◆ Task statement ◆
Take the lines from the one containing "Transcribe this image's" through the final line below and restate them exactly. Omit the pictures.

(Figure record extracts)
────────────────

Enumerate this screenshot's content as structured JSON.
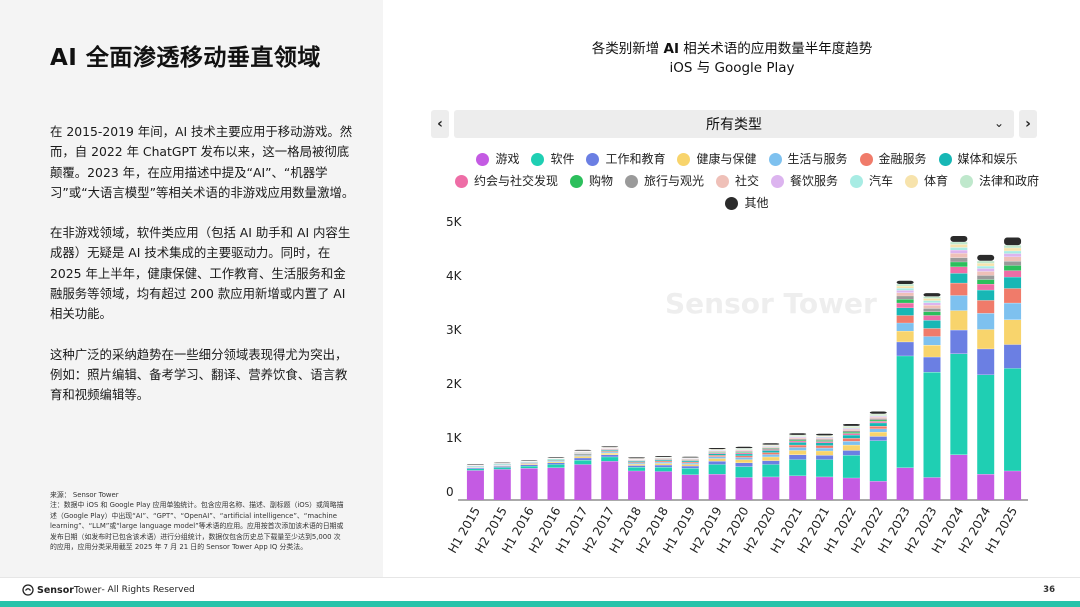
{
  "page": {
    "title": "AI 全面渗透移动垂直领域",
    "paragraphs": [
      "在 2015-2019 年间，AI 技术主要应用于移动游戏。然而，自 2022 年 ChatGPT 发布以来，这一格局被彻底颠覆。2023 年，在应用描述中提及“AI”、“机器学习”或“大语言模型”等相关术语的非游戏应用数量激增。",
      "在非游戏领域，软件类应用（包括 AI 助手和 AI 内容生成器）无疑是 AI 技术集成的主要驱动力。同时，在 2025 年上半年，健康保健、工作教育、生活服务和金融服务等领域，均有超过 200 款应用新增或内置了 AI 相关功能。",
      "这种广泛的采纳趋势在一些细分领域表现得尤为突出，例如：照片编辑、备考学习、翻译、营养饮食、语言教育和视频编辑等。"
    ],
    "source_lines": [
      "来源： Sensor Tower",
      "注：数据中 iOS 和 Google Play 应用单独统计。包含应用名称、描述、副标题（iOS）或简略描述（Google Play）中出现“AI”、“GPT”、“OpenAI”、“artificial intelligence”、“machine learning”、“LLM”或“large language model”等术语的应用。应用按首次添加该术语的日期或发布日期（如发布时已包含该术语）进行分组统计，数据仅包含历史总下载量至少达到5,000 次的应用，应用分类采用截至 2025 年 7 月 21 日的 Sensor Tower App IQ 分类法。"
    ],
    "footer_brand": "Sensor",
    "footer_brand2": "Tower",
    "footer_rights": " - All Rights Reserved",
    "page_number": "36"
  },
  "chart_controls": {
    "prev_icon": "‹",
    "next_icon": "›",
    "selected_category": "所有类型",
    "dropdown_icon": "⌄"
  },
  "chart_title_prefix": "各类别新增",
  "chart_title_bold": "AI",
  "chart_title_suffix": "相关术语的应用数量半年度趋势",
  "chart_subtitle": "iOS 与 Google Play",
  "watermark_text": "Sensor Tower",
  "legend_rows": [
    [
      0,
      1,
      2,
      3,
      4,
      5,
      6
    ],
    [
      7,
      8,
      9,
      10,
      11,
      12,
      13,
      14
    ],
    [
      15
    ]
  ],
  "chart_data": {
    "type": "bar",
    "stacked": true,
    "title": "各类别新增 AI 相关术语的应用数量半年度趋势",
    "subtitle": "iOS 与 Google Play",
    "ylim": [
      0,
      5000
    ],
    "yticks": [
      0,
      1000,
      2000,
      3000,
      4000,
      5000
    ],
    "ytick_labels": [
      "0",
      "1K",
      "2K",
      "3K",
      "4K",
      "5K"
    ],
    "categories": [
      "H1 2015",
      "H2 2015",
      "H1 2016",
      "H2 2016",
      "H1 2017",
      "H2 2017",
      "H1 2018",
      "H2 2018",
      "H1 2019",
      "H2 2019",
      "H1 2020",
      "H2 2020",
      "H1 2021",
      "H2 2021",
      "H1 2022",
      "H2 2022",
      "H1 2023",
      "H2 2023",
      "H1 2024",
      "H2 2024",
      "H1 2025"
    ],
    "series": [
      {
        "name": "游戏",
        "color": "#c45be3",
        "values": [
          550,
          570,
          590,
          600,
          660,
          720,
          540,
          530,
          470,
          480,
          420,
          430,
          450,
          430,
          410,
          350,
          600,
          420,
          840,
          480,
          540
        ]
      },
      {
        "name": "软件",
        "color": "#1fcfb3",
        "values": [
          30,
          35,
          40,
          60,
          80,
          80,
          70,
          80,
          120,
          180,
          200,
          230,
          300,
          320,
          420,
          750,
          2070,
          1950,
          1870,
          1840,
          1900
        ]
      },
      {
        "name": "工作和教育",
        "color": "#6b7fe3",
        "values": [
          20,
          20,
          25,
          30,
          40,
          40,
          30,
          40,
          40,
          60,
          70,
          70,
          90,
          80,
          90,
          80,
          260,
          280,
          440,
          480,
          440
        ]
      },
      {
        "name": "健康与保健",
        "color": "#f8d46c",
        "values": [
          10,
          10,
          15,
          20,
          30,
          30,
          25,
          30,
          30,
          50,
          60,
          70,
          80,
          80,
          100,
          80,
          200,
          220,
          360,
          360,
          460
        ]
      },
      {
        "name": "生活与服务",
        "color": "#7ec1ef",
        "values": [
          10,
          10,
          10,
          15,
          20,
          20,
          20,
          25,
          25,
          35,
          40,
          45,
          55,
          55,
          70,
          60,
          150,
          160,
          280,
          300,
          310
        ]
      },
      {
        "name": "金融服务",
        "color": "#f07b6a",
        "values": [
          5,
          5,
          10,
          10,
          15,
          15,
          15,
          20,
          20,
          25,
          30,
          35,
          45,
          45,
          55,
          50,
          140,
          150,
          230,
          240,
          270
        ]
      },
      {
        "name": "媒体和娱乐",
        "color": "#17b7b5",
        "values": [
          10,
          10,
          10,
          15,
          15,
          20,
          20,
          20,
          20,
          30,
          35,
          40,
          50,
          50,
          60,
          60,
          140,
          150,
          180,
          190,
          210
        ]
      },
      {
        "name": "约会与社交发现",
        "color": "#ee6da6",
        "values": [
          5,
          5,
          5,
          5,
          10,
          10,
          10,
          10,
          10,
          15,
          20,
          20,
          25,
          25,
          30,
          30,
          90,
          90,
          120,
          110,
          120
        ]
      },
      {
        "name": "购物",
        "color": "#2cbf5c",
        "values": [
          3,
          3,
          4,
          5,
          8,
          8,
          8,
          8,
          10,
          12,
          15,
          15,
          20,
          20,
          25,
          25,
          70,
          70,
          90,
          85,
          95
        ]
      },
      {
        "name": "旅行与观光",
        "color": "#9a9a9a",
        "values": [
          3,
          3,
          4,
          5,
          8,
          8,
          8,
          8,
          10,
          12,
          15,
          15,
          20,
          20,
          25,
          25,
          60,
          60,
          80,
          75,
          80
        ]
      },
      {
        "name": "社交",
        "color": "#efc0b8",
        "values": [
          3,
          3,
          3,
          5,
          8,
          8,
          8,
          8,
          10,
          12,
          15,
          15,
          20,
          20,
          25,
          25,
          60,
          60,
          80,
          75,
          80
        ]
      },
      {
        "name": "餐饮服务",
        "color": "#dcb4ef",
        "values": [
          2,
          2,
          2,
          3,
          5,
          5,
          5,
          5,
          6,
          8,
          10,
          10,
          15,
          15,
          18,
          18,
          45,
          45,
          60,
          55,
          60
        ]
      },
      {
        "name": "汽车",
        "color": "#a8ece4",
        "values": [
          2,
          2,
          2,
          3,
          5,
          5,
          5,
          5,
          5,
          8,
          10,
          10,
          12,
          12,
          15,
          15,
          40,
          40,
          50,
          45,
          50
        ]
      },
      {
        "name": "体育",
        "color": "#f7e3ac",
        "values": [
          2,
          2,
          2,
          3,
          5,
          5,
          5,
          5,
          5,
          8,
          10,
          10,
          12,
          12,
          15,
          15,
          40,
          40,
          55,
          50,
          55
        ]
      },
      {
        "name": "法律和政府",
        "color": "#bfe8cc",
        "values": [
          2,
          2,
          2,
          3,
          5,
          5,
          5,
          5,
          5,
          8,
          10,
          10,
          12,
          12,
          15,
          15,
          35,
          35,
          45,
          45,
          50
        ]
      },
      {
        "name": "其他",
        "color": "#2b2b2b",
        "values": [
          10,
          10,
          10,
          12,
          15,
          15,
          15,
          15,
          15,
          20,
          25,
          25,
          30,
          30,
          35,
          40,
          60,
          60,
          110,
          110,
          140
        ]
      }
    ]
  }
}
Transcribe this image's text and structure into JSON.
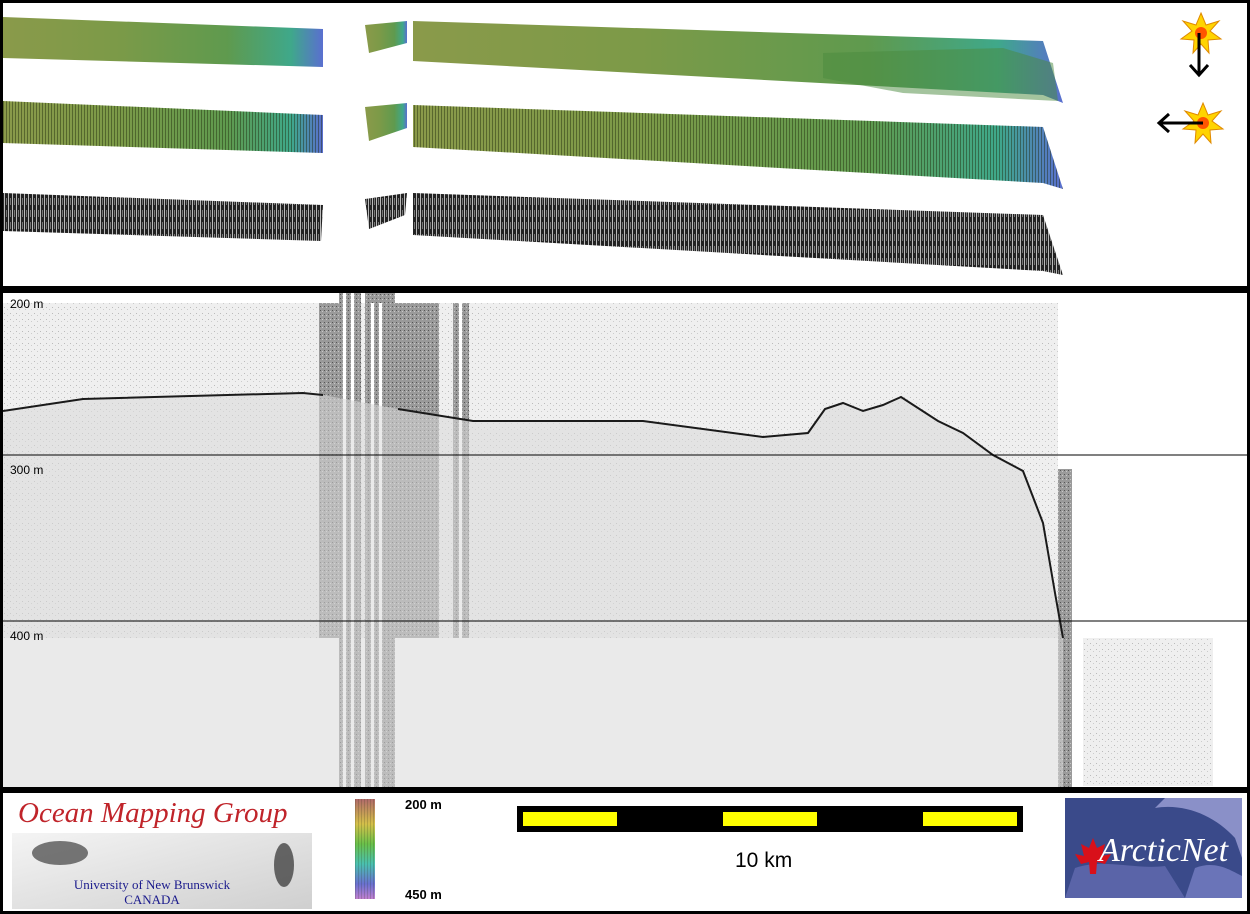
{
  "echogram": {
    "depth_labels": [
      "200 m",
      "300 m",
      "400 m"
    ]
  },
  "legend": {
    "colorbar_top": "200 m",
    "colorbar_bottom": "450 m",
    "scale_bar": "10 km",
    "colors": {
      "scale_yellow": "#ffff00",
      "scale_black": "#000000",
      "sun": "#ffd400"
    }
  },
  "logos": {
    "ocean_mapping_title": "Ocean Mapping Group",
    "ocean_mapping_sub1": "University of New Brunswick",
    "ocean_mapping_sub2": "CANADA",
    "arcticnet": "ArcticNet"
  },
  "icons": [
    "sun-icon",
    "arrow-down-icon",
    "arrow-left-icon",
    "maple-leaf-icon"
  ]
}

────────────────

◆ Solution ◆
Transcribe this image's text and structure into JSON.
{
  "echogram": {
    "depth_labels": [
      "200 m",
      "300 m",
      "400 m"
    ]
  },
  "legend": {
    "colorbar_top": "200 m",
    "colorbar_bottom": "450 m",
    "scale_bar": "10 km",
    "colors": {
      "scale_yellow": "#ffff00",
      "scale_black": "#000000",
      "sun": "#ffd400"
    }
  },
  "logos": {
    "ocean_mapping_title": "Ocean Mapping Group",
    "ocean_mapping_sub1": "University of New Brunswick",
    "ocean_mapping_sub2": "CANADA",
    "arcticnet": "ArcticNet"
  },
  "icons": [
    "sun-icon",
    "arrow-down-icon",
    "arrow-left-icon",
    "maple-leaf-icon"
  ]
}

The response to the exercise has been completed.